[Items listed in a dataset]
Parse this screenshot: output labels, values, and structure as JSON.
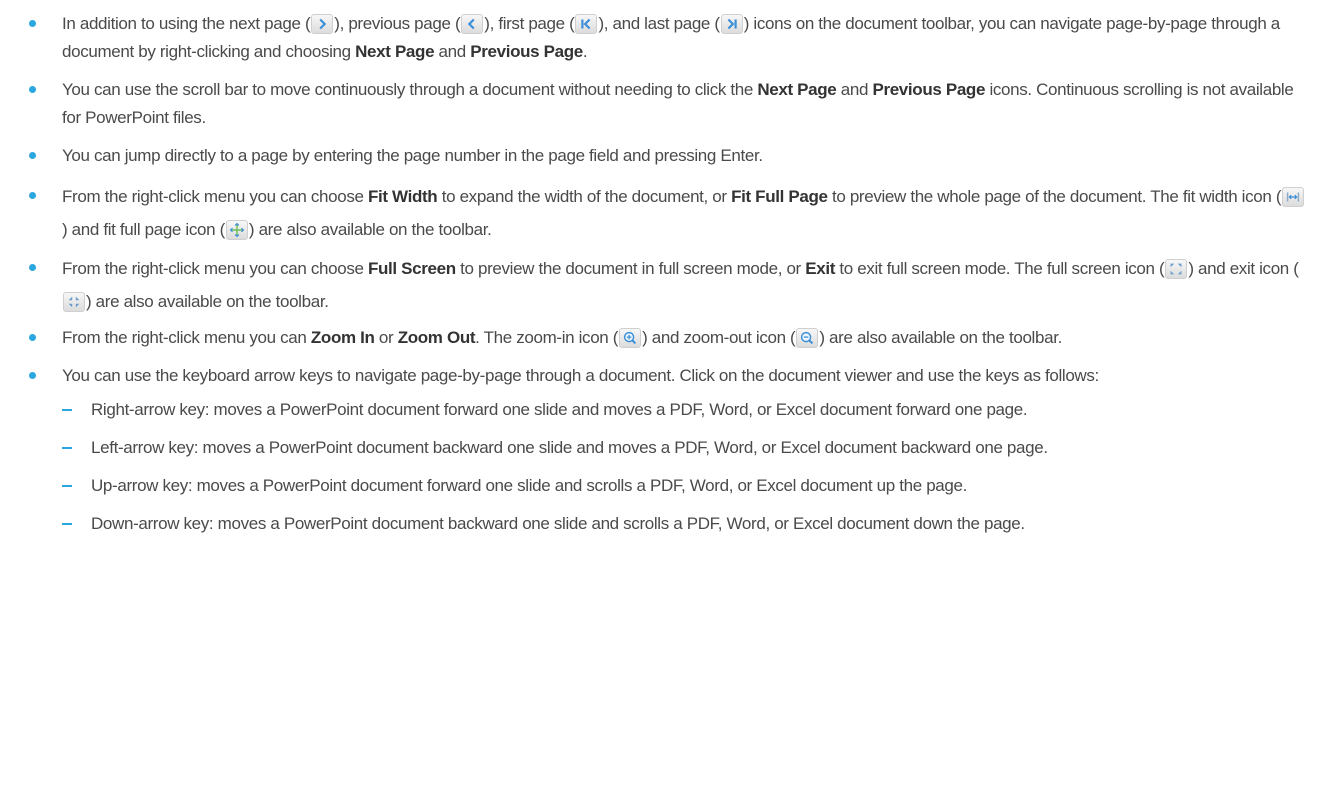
{
  "items": [
    {
      "parts": [
        "In addition to using the next page (",
        ") , previous page (",
        "), first page (",
        "), and last page (",
        ") icons on the document toolbar, you can navigate page-by-page through a document by right-clicking and choosing ",
        "Next Page",
        " and ",
        "Previous Page",
        "."
      ]
    },
    {
      "parts": [
        "You can use the scroll bar to move continuously through a document without needing to click the ",
        "Next Page",
        " and ",
        "Previous Page",
        " icons. Continuous scrolling is not available for PowerPoint files."
      ]
    },
    {
      "text": "You can jump directly to a page by entering the page number in the page field and pressing Enter."
    },
    {
      "parts": [
        "From the right-click menu you can choose ",
        "Fit Width",
        " to expand the width of the document, or ",
        "Fit Full Page",
        " to preview the whole page of the document. The fit width icon (",
        ") and fit full page icon (",
        ") are also available on the toolbar."
      ]
    },
    {
      "parts": [
        "From the right-click menu you can choose ",
        "Full Screen",
        " to preview the document in full screen mode, or ",
        "Exit",
        " to exit full screen mode. The full screen icon (",
        ") and exit icon (",
        ") are also available on the toolbar."
      ]
    },
    {
      "parts": [
        "From the right-click menu you can ",
        "Zoom In",
        " or ",
        "Zoom Out",
        ". The zoom-in icon (",
        ") and zoom-out icon (",
        ") are also available on the toolbar."
      ]
    },
    {
      "text": "You can use the keyboard arrow keys to navigate page-by-page through a document. Click on the document viewer and use the keys as follows:",
      "sub": [
        "Right-arrow key: moves a PowerPoint document forward one slide and moves a PDF, Word, or Excel document forward one page.",
        "Left-arrow key: moves a PowerPoint document backward one slide and moves a PDF, Word, or Excel document backward one page.",
        "Up-arrow key: moves a PowerPoint document forward one slide and scrolls a PDF, Word, or Excel document up the page.",
        "Down-arrow key: moves a PowerPoint document backward one slide and scrolls a PDF, Word, or Excel document down the page."
      ]
    }
  ],
  "icons": [
    "next-page-icon",
    "previous-page-icon",
    "first-page-icon",
    "last-page-icon",
    "fit-width-icon",
    "fit-full-page-icon",
    "full-screen-icon",
    "exit-full-screen-icon",
    "zoom-in-icon",
    "zoom-out-icon"
  ],
  "colors": {
    "bullet": "#2aa7df",
    "text": "#4a4a4a"
  }
}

*Job*
Gather from the data above every line with the string "navigate".

*Output for this task*
        ") icons on the document toolbar, you can navigate page-by-page through a document by right-clicking and choosing ",
      "text": "You can use the keyboard arrow keys to navigate page-by-page through a document. Click on the document viewer and use the keys as follows:",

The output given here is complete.